• [Given instruction]:
Scan the lines below for the word "カスタム". Copy each line you find it in.

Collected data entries
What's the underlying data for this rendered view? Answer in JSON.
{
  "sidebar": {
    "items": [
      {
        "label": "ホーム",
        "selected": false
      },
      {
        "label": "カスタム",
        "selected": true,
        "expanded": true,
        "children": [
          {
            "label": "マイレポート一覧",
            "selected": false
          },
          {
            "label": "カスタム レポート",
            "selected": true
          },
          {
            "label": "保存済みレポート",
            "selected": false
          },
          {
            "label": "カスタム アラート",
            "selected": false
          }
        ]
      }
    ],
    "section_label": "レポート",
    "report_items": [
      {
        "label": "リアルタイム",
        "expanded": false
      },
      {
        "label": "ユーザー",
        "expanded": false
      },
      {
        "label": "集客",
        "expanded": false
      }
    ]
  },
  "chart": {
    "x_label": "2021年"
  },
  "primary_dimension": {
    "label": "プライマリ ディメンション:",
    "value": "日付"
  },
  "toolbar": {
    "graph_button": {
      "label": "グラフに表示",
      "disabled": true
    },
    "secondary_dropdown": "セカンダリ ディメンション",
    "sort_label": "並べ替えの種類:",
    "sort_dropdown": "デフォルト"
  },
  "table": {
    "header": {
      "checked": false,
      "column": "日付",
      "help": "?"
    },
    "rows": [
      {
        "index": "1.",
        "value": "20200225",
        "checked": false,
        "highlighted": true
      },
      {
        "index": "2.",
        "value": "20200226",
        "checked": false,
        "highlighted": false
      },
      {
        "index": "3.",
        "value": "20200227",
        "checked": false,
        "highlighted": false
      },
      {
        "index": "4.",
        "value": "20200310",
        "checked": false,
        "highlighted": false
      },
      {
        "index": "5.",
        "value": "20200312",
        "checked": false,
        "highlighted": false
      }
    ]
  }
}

• [The completed task]:
        "label": "カスタム",
            "label": "カスタム レポート",
            "label": "カスタム アラート",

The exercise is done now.